[EXTRACT PROVIDED]
The Beautiful Dream
There is always that couple. You know the ones; they story-tell in tandem, taking turns to paint the perfect picture of their shared memories. They go on date nights and post social media updates about their fun yet meaningful hobbies, activities, and trips. Like the beautiful and mysterious relationship-unicorn they are, this couple appears to settle differences through a respectful exchange of viewpoints that culminates with a compromise that empowers everyone. Sensitive topics like family, money, marriage, careers and kids can’t touch these two because they were proactive and planned.
The Ugly Reality
So yeah, this couple doesn’t exist. Those pictures of the bright-eyed, happy family artfully arranged in a sun-drenched meadow were actually a gruelling six-hour photo shoot. That stunning Instagram feed full of #Blessed hashtags belongs to a woman diagnosed with obsessive-compulsive disorder – she needs to check her oven nine times before bed. The house-proud husband and wife you visit might be the envy of the neighborhood, but he’s been out of work for a year, and they might have to sell that home.
[/EXTRACT PROVIDED]
:: TASK 1 ::
Name every sensitive topic that, according to the passage on the idealized couple, cannot touch the two partners.
:: TASK 2 ::
Condense the paragraph of the passage on the idealized couple that begins "So yeah, this couple doesn't exist" into a short list that keeps its main facts.
The saved entries that follow the passage on the idealized couple are separate material and do not relate to it.
[EXERCISE DATA]
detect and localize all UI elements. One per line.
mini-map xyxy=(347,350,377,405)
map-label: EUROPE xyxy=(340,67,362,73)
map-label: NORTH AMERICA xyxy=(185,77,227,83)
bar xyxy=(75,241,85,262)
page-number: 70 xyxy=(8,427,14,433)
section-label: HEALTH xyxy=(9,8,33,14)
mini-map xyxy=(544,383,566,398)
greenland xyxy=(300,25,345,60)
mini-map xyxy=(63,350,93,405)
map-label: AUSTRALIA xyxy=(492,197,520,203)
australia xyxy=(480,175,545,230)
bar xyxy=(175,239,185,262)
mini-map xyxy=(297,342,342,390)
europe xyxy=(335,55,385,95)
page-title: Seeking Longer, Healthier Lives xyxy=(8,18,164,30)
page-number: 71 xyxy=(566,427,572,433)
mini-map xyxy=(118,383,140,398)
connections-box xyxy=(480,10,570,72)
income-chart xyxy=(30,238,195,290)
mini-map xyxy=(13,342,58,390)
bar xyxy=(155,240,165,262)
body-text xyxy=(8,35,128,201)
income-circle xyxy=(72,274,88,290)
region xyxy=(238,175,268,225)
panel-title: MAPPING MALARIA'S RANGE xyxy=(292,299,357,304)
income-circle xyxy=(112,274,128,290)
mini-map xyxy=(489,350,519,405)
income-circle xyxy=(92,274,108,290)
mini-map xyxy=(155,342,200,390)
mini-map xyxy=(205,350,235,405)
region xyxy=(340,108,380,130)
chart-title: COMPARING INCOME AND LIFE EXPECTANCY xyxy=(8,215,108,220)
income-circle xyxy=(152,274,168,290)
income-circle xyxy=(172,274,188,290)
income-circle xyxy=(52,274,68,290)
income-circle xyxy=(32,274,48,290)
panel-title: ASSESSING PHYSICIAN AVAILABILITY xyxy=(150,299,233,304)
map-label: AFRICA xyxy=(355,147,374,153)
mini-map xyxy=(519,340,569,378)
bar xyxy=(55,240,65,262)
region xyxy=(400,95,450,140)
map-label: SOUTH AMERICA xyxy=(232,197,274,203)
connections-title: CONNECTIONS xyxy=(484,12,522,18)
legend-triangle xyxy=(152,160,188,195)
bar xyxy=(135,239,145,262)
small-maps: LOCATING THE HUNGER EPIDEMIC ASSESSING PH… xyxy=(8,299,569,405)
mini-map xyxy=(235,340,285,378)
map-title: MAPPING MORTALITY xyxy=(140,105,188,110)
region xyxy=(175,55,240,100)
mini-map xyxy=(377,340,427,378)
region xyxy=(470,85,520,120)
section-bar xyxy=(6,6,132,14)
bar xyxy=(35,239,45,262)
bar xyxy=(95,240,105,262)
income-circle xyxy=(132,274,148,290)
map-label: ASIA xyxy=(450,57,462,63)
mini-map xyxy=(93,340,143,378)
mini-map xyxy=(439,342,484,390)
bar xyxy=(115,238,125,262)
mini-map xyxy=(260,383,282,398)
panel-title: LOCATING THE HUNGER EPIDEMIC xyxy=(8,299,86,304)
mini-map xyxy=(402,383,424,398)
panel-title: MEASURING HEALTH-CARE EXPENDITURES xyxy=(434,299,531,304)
[/EXERCISE DATA]
:: YOUR RESPONSE 1 ::
Family, money, marriage, careers, kids

:: YOUR RESPONSE 2 ::
- The perfect couple does not exist.
- The happy family photos in a sunny meadow took a six-hour shoot.
- The woman with the #Blessed Instagram feed has obsessive-compulsive disorder and checks her oven nine times before bed.
- The envied husband has been out of work for a year, and the couple may have to sell their home.